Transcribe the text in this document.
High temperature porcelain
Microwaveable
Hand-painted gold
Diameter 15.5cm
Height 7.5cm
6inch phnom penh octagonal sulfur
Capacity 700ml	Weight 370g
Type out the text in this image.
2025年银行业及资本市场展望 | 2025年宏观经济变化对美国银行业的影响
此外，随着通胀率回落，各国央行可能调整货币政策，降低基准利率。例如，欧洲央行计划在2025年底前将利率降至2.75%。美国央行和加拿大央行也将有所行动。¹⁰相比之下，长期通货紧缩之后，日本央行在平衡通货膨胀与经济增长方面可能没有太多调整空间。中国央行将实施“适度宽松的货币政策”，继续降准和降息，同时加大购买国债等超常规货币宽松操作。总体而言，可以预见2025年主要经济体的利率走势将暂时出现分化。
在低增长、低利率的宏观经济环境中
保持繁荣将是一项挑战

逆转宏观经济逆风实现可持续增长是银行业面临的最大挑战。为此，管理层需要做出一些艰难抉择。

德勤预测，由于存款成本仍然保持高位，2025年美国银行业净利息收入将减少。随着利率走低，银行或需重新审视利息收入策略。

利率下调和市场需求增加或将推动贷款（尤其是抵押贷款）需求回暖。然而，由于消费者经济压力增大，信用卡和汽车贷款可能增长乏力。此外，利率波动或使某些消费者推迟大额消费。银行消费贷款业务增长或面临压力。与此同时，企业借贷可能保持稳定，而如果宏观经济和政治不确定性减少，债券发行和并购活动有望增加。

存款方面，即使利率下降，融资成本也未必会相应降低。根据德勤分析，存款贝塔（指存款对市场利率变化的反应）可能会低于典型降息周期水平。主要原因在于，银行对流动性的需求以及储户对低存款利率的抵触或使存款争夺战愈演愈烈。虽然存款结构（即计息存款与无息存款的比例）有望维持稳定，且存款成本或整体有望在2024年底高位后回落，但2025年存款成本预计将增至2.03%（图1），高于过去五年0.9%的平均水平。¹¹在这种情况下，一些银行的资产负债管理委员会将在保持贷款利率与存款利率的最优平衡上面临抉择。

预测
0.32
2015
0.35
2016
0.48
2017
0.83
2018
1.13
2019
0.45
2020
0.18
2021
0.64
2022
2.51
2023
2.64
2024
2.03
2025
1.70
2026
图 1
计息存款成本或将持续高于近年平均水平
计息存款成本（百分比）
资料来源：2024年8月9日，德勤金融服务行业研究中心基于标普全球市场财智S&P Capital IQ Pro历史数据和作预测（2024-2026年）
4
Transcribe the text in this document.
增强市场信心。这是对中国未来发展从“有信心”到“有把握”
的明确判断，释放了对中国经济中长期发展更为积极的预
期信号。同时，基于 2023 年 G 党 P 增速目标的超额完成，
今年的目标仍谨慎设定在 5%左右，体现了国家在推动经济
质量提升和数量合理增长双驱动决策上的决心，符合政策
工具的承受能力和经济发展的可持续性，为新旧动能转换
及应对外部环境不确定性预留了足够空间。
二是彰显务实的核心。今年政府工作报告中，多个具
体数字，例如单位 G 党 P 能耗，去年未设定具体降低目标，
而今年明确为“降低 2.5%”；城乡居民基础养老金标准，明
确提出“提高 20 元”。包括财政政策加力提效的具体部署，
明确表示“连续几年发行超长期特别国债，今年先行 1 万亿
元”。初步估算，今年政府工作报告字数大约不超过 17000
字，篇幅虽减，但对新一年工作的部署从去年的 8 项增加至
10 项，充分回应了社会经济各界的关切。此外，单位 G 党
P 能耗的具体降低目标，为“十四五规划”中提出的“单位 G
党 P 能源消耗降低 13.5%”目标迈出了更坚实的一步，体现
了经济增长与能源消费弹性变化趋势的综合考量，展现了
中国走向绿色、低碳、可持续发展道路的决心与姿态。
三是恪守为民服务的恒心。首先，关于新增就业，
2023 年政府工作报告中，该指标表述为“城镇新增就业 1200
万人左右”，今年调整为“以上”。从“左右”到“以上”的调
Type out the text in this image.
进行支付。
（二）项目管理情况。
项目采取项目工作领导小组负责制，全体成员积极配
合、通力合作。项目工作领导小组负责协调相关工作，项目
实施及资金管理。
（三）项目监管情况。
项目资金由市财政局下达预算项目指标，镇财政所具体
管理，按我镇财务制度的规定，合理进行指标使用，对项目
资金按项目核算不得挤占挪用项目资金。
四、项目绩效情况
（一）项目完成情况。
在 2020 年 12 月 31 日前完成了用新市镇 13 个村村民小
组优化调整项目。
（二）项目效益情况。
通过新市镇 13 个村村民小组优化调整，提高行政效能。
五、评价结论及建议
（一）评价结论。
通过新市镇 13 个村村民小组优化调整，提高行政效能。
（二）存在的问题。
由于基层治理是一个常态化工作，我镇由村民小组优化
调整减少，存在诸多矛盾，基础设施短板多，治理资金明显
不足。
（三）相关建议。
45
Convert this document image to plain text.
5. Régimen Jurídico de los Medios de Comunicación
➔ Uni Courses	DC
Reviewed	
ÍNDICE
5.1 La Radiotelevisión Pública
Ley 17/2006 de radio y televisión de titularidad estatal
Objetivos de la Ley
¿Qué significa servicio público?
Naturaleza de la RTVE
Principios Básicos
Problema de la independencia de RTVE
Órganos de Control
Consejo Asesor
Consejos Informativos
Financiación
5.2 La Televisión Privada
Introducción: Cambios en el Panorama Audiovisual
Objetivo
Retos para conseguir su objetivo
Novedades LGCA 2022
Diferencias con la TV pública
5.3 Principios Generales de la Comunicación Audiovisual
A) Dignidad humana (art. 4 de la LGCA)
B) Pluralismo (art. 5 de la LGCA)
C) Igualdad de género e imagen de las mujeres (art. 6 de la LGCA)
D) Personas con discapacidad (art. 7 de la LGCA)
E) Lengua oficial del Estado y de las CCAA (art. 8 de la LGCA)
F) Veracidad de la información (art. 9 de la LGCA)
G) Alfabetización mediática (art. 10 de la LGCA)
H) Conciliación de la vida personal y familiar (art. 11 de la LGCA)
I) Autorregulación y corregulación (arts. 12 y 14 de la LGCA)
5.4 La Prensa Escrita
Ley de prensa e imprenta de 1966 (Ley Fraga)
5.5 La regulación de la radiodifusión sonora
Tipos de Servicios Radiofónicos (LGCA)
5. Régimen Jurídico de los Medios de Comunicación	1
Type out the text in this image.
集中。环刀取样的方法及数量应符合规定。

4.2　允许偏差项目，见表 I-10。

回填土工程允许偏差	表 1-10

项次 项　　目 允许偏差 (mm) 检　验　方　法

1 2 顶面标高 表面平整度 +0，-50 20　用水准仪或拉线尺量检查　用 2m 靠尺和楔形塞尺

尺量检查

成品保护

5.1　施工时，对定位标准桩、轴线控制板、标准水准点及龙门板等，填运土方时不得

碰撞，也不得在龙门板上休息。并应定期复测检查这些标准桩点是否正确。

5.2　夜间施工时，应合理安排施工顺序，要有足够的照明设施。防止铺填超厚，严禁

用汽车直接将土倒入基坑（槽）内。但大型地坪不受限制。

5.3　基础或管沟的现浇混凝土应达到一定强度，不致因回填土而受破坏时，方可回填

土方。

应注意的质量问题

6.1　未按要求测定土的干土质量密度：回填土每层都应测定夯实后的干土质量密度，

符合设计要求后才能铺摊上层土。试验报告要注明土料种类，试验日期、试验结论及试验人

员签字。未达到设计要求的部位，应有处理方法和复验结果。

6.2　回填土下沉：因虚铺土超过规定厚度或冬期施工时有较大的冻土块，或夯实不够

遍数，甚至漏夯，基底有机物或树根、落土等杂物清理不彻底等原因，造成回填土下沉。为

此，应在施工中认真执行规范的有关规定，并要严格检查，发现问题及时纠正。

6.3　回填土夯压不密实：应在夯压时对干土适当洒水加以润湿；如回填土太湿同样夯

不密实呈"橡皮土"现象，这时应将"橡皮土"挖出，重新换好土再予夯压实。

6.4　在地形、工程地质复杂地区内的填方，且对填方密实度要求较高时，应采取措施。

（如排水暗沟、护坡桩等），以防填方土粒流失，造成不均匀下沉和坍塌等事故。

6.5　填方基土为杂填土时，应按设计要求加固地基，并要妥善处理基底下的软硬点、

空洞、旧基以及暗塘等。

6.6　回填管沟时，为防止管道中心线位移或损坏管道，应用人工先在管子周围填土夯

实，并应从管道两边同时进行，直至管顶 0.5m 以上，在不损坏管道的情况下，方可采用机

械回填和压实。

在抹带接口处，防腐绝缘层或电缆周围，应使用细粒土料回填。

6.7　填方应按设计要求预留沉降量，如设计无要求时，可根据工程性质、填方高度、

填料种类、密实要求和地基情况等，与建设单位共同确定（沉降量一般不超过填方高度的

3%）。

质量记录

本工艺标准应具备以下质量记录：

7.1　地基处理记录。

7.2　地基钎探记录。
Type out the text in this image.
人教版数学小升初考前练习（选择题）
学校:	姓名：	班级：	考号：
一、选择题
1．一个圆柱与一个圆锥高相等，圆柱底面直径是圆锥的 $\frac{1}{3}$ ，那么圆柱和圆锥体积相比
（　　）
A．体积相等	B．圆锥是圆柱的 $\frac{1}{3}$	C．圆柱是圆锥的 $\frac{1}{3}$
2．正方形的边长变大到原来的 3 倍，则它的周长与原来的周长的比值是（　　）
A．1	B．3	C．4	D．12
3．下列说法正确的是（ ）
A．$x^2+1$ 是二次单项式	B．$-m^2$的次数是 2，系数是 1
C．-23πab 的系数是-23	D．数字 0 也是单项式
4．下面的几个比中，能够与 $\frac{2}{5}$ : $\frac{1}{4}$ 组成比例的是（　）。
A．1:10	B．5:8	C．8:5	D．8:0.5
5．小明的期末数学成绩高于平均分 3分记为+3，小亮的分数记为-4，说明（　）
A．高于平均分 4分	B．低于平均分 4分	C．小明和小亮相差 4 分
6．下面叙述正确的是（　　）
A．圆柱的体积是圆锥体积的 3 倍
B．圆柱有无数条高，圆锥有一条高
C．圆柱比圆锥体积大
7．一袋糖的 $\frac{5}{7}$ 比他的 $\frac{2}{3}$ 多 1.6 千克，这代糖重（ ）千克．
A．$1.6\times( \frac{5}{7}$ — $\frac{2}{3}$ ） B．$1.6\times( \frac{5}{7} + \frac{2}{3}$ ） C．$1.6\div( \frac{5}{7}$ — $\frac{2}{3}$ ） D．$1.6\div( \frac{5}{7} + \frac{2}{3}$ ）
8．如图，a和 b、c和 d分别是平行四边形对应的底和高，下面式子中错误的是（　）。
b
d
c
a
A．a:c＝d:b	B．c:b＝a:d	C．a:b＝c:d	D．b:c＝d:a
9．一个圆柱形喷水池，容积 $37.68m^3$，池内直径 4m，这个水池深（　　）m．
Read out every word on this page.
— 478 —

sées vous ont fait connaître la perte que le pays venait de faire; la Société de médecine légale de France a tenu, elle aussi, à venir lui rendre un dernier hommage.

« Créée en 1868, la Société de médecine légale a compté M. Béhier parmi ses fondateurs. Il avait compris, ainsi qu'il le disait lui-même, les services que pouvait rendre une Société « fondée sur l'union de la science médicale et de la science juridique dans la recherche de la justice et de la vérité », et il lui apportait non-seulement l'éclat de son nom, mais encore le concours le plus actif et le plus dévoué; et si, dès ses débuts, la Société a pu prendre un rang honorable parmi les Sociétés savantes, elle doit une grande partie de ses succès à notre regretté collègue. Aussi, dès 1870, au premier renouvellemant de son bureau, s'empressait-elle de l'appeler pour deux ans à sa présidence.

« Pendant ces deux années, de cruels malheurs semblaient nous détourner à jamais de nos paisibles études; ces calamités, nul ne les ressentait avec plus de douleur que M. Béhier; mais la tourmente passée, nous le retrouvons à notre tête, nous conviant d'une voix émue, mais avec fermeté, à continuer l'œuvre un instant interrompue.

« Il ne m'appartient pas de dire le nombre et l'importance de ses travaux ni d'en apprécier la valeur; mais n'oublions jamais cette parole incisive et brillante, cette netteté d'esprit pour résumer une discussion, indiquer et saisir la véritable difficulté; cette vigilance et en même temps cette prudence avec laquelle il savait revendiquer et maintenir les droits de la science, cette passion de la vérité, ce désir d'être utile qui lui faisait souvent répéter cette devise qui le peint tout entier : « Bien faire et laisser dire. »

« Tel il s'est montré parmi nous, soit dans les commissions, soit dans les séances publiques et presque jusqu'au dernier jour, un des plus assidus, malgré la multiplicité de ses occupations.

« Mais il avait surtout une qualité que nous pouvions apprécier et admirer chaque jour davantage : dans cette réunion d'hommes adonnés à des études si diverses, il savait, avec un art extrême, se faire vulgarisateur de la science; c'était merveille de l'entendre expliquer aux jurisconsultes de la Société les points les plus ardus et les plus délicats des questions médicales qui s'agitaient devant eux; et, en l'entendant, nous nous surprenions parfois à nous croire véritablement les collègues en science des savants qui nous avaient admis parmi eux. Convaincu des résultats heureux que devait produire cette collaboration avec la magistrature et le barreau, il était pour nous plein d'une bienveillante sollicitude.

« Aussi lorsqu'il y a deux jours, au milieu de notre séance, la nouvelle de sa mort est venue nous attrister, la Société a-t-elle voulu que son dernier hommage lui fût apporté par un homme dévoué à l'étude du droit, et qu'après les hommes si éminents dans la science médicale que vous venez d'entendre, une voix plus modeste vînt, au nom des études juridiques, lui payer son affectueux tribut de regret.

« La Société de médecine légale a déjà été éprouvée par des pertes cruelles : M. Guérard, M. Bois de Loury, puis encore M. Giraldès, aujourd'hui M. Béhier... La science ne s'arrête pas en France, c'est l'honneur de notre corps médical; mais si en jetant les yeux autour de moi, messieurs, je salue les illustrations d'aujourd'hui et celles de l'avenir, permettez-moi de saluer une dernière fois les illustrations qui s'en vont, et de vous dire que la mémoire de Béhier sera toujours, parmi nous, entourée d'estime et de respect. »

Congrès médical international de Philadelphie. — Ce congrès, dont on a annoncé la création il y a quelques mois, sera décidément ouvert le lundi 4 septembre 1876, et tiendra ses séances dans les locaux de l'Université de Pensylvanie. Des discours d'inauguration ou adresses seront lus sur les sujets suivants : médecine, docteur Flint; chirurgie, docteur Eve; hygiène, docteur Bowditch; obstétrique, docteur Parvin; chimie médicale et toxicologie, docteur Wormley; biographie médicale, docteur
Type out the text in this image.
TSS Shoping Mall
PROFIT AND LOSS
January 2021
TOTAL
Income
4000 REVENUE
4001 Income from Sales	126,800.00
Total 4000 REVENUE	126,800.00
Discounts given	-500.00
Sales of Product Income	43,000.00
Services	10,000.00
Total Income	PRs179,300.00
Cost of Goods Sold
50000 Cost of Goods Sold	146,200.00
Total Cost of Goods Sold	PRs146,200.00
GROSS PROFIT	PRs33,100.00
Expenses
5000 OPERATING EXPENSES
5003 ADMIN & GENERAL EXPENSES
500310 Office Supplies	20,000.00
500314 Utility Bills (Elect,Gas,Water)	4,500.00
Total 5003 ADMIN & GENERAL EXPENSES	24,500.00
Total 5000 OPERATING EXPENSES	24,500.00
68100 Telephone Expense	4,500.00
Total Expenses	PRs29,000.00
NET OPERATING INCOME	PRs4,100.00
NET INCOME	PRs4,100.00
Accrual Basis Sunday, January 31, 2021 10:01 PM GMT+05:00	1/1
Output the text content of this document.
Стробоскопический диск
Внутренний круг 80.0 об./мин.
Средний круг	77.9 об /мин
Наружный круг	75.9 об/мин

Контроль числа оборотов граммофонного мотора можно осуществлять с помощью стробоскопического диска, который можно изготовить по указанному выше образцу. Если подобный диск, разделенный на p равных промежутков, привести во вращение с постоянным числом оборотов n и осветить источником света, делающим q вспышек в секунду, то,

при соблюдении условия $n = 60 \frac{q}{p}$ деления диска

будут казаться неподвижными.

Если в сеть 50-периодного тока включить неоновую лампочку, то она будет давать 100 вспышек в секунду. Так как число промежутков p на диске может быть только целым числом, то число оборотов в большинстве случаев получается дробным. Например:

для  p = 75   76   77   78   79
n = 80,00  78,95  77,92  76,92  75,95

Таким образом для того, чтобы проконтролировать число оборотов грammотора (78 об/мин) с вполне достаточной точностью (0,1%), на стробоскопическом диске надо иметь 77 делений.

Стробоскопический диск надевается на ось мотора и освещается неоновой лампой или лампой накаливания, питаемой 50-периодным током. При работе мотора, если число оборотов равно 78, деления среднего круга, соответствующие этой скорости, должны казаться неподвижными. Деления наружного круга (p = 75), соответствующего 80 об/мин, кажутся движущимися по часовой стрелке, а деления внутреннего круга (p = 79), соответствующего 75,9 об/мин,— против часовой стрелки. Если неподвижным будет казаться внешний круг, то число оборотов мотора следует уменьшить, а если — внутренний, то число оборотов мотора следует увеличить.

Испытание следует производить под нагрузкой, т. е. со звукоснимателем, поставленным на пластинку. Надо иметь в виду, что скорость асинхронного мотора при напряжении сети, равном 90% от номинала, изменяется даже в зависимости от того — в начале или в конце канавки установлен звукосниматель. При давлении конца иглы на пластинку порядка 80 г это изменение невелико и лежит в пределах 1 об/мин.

### Task to complete
Report how many lines in the records above contain the word "entendre", giving only the number.

### Final result
2